### [TASK INPUT]
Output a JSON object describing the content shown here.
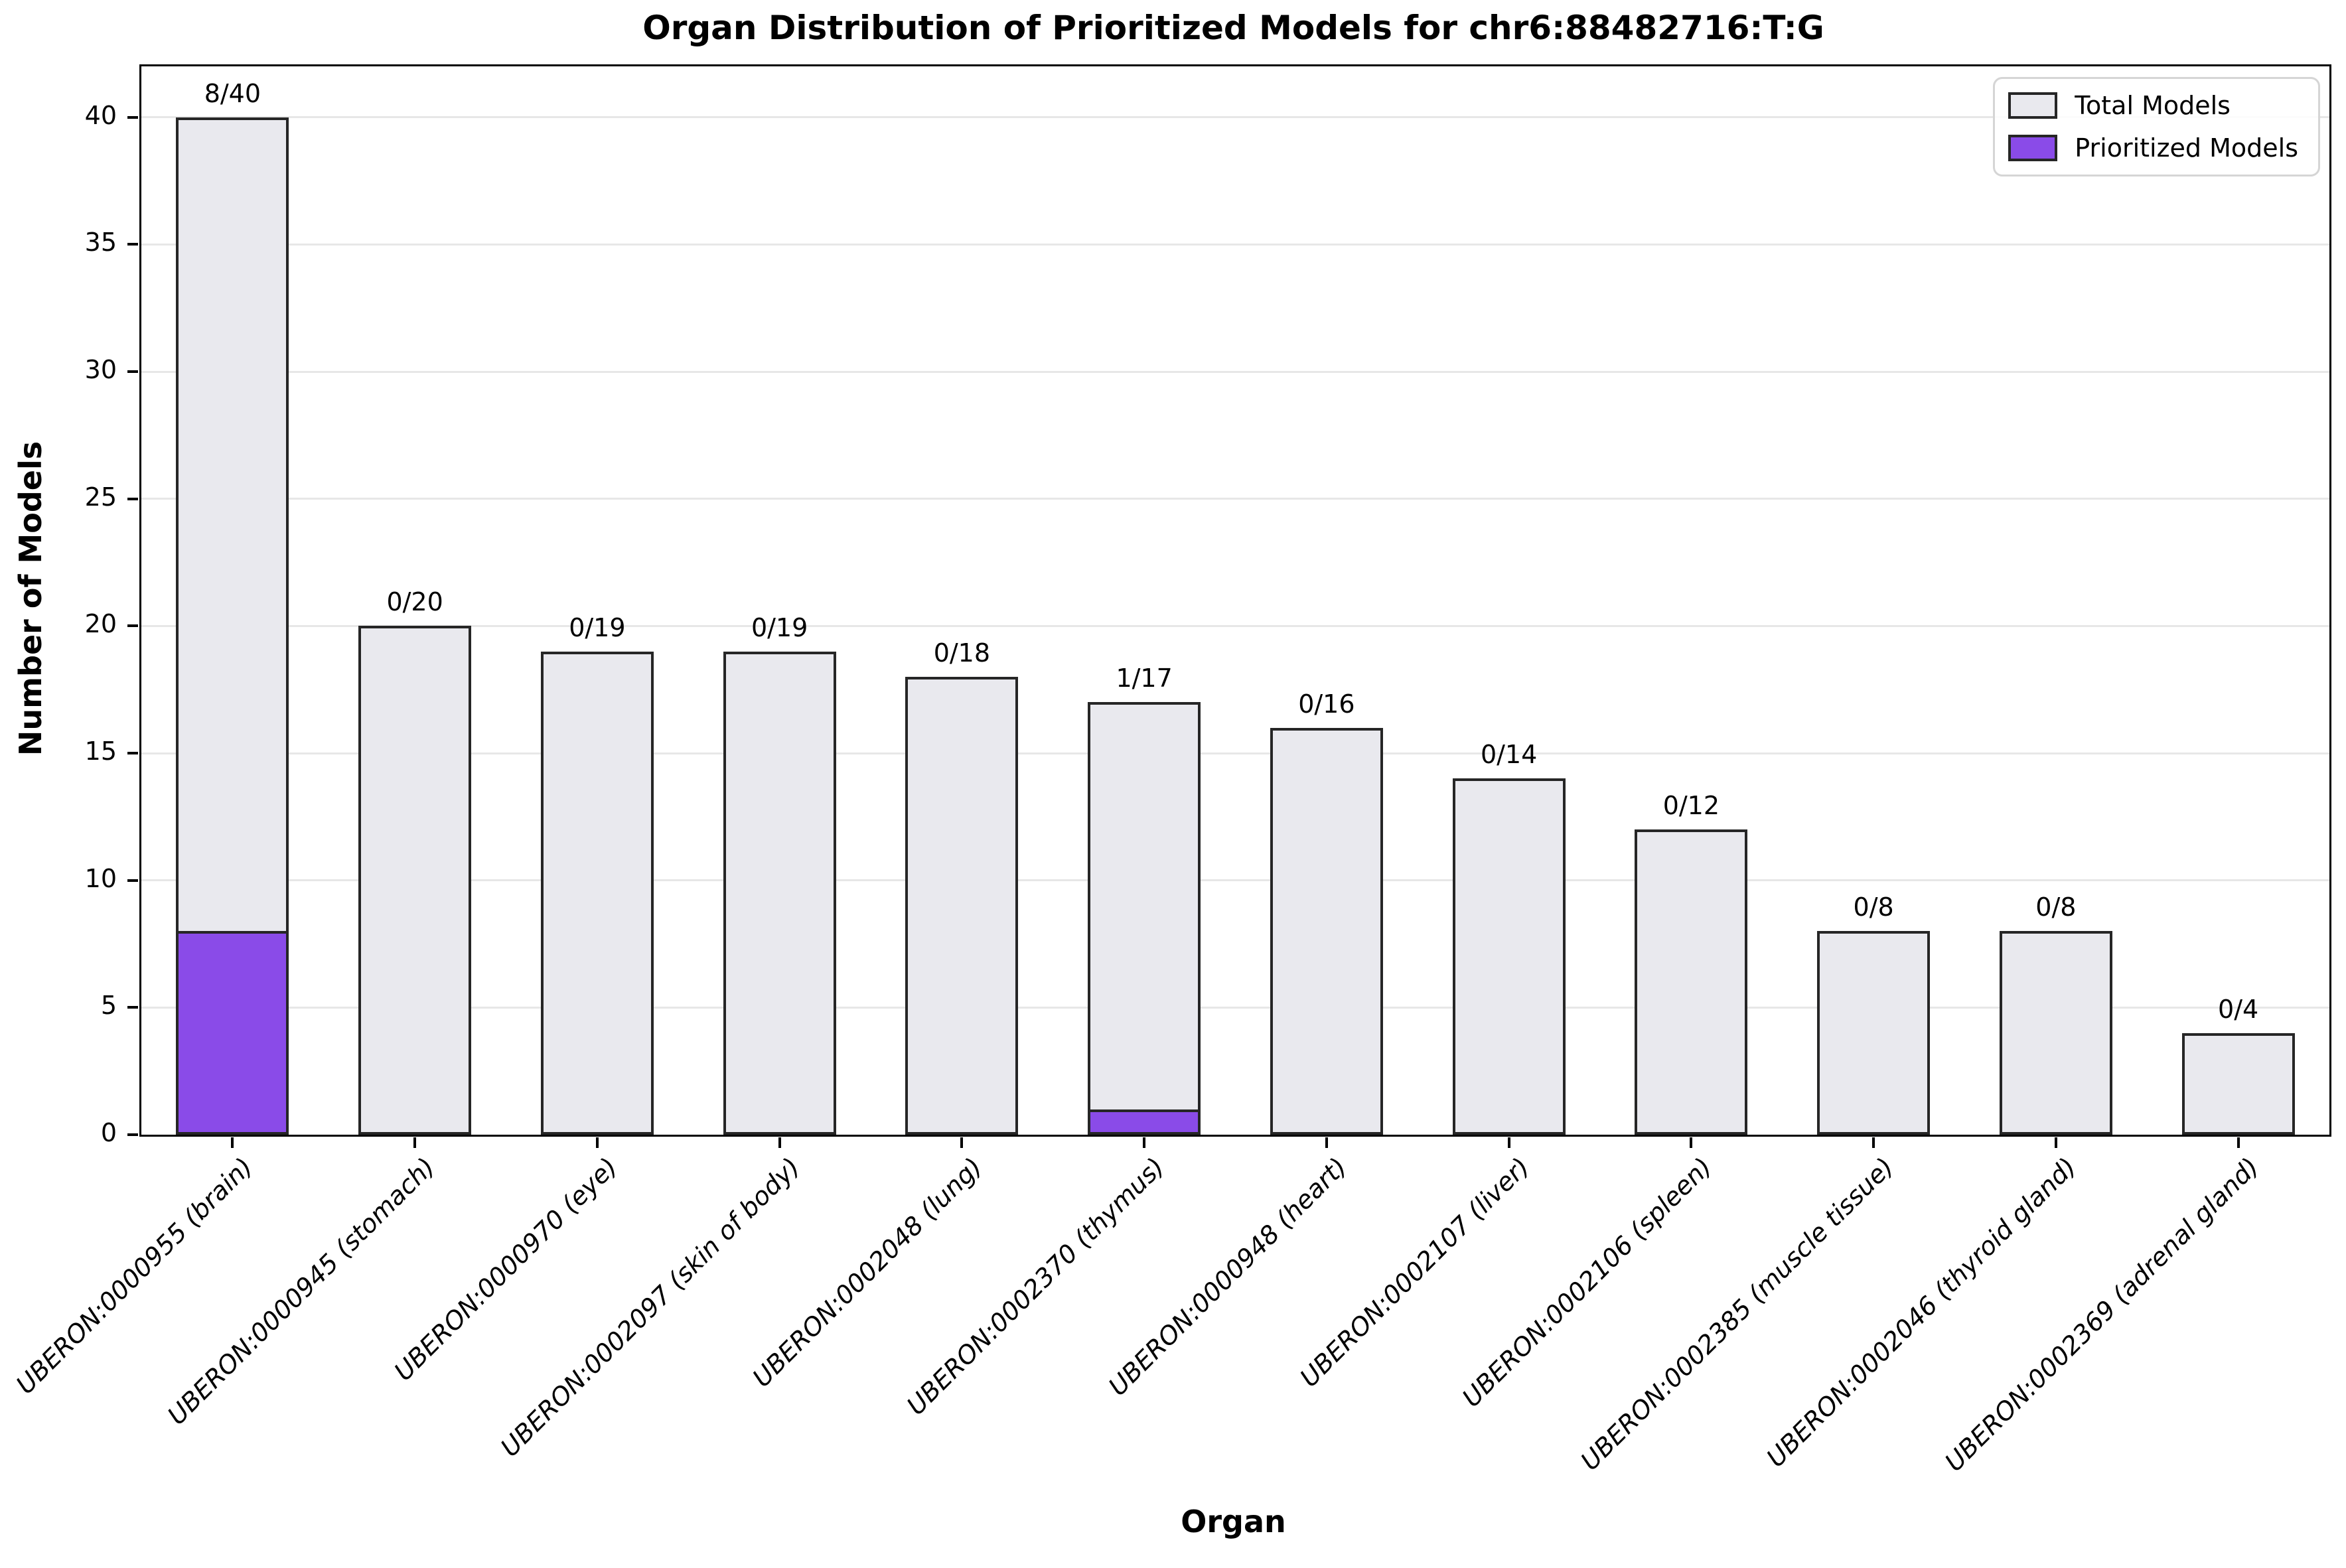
{
  "chart_data": {
    "type": "bar",
    "title": "Organ Distribution of Prioritized Models for chr6:88482716:T:G",
    "xlabel": "Organ",
    "ylabel": "Number of Models",
    "ylim": [
      0,
      42
    ],
    "yticks": [
      0,
      5,
      10,
      15,
      20,
      25,
      30,
      35,
      40
    ],
    "grid": "horizontal",
    "legend_position": "upper-right",
    "categories": [
      "UBERON:0000955 (brain)",
      "UBERON:0000945 (stomach)",
      "UBERON:0000970 (eye)",
      "UBERON:0002097 (skin of body)",
      "UBERON:0002048 (lung)",
      "UBERON:0002370 (thymus)",
      "UBERON:0000948 (heart)",
      "UBERON:0002107 (liver)",
      "UBERON:0002106 (spleen)",
      "UBERON:0002385 (muscle tissue)",
      "UBERON:0002046 (thyroid gland)",
      "UBERON:0002369 (adrenal gland)"
    ],
    "series": [
      {
        "name": "Total Models",
        "color": "#e9e9ee",
        "edge_color": "#262626",
        "values": [
          40,
          20,
          19,
          19,
          18,
          17,
          16,
          14,
          12,
          8,
          8,
          4
        ]
      },
      {
        "name": "Prioritized Models",
        "color": "#8a4be8",
        "edge_color": "#262626",
        "values": [
          8,
          0,
          0,
          0,
          0,
          1,
          0,
          0,
          0,
          0,
          0,
          0
        ]
      }
    ],
    "bar_labels": [
      "8/40",
      "0/20",
      "0/19",
      "0/19",
      "0/18",
      "1/17",
      "0/16",
      "0/14",
      "0/12",
      "0/8",
      "0/8",
      "0/4"
    ],
    "legend": {
      "entries": [
        {
          "label": "Total Models",
          "color": "#e9e9ee"
        },
        {
          "label": "Prioritized Models",
          "color": "#8a4be8"
        }
      ]
    }
  }
}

### [WHAT NEEDS TO BE DONE]
Your task is to retype all the entries exactly and leave out any pictures.

### [RESULT OF THIS TASK]
Output a JSON object describing the content shown here.
{
  "chart_data": {
    "type": "bar",
    "title": "Organ Distribution of Prioritized Models for chr6:88482716:T:G",
    "xlabel": "Organ",
    "ylabel": "Number of Models",
    "ylim": [
      0,
      42
    ],
    "yticks": [
      0,
      5,
      10,
      15,
      20,
      25,
      30,
      35,
      40
    ],
    "grid": "horizontal",
    "legend_position": "upper-right",
    "categories": [
      "UBERON:0000955 (brain)",
      "UBERON:0000945 (stomach)",
      "UBERON:0000970 (eye)",
      "UBERON:0002097 (skin of body)",
      "UBERON:0002048 (lung)",
      "UBERON:0002370 (thymus)",
      "UBERON:0000948 (heart)",
      "UBERON:0002107 (liver)",
      "UBERON:0002106 (spleen)",
      "UBERON:0002385 (muscle tissue)",
      "UBERON:0002046 (thyroid gland)",
      "UBERON:0002369 (adrenal gland)"
    ],
    "series": [
      {
        "name": "Total Models",
        "color": "#e9e9ee",
        "edge_color": "#262626",
        "values": [
          40,
          20,
          19,
          19,
          18,
          17,
          16,
          14,
          12,
          8,
          8,
          4
        ]
      },
      {
        "name": "Prioritized Models",
        "color": "#8a4be8",
        "edge_color": "#262626",
        "values": [
          8,
          0,
          0,
          0,
          0,
          1,
          0,
          0,
          0,
          0,
          0,
          0
        ]
      }
    ],
    "bar_labels": [
      "8/40",
      "0/20",
      "0/19",
      "0/19",
      "0/18",
      "1/17",
      "0/16",
      "0/14",
      "0/12",
      "0/8",
      "0/8",
      "0/4"
    ],
    "legend": {
      "entries": [
        {
          "label": "Total Models",
          "color": "#e9e9ee"
        },
        {
          "label": "Prioritized Models",
          "color": "#8a4be8"
        }
      ]
    }
  }
}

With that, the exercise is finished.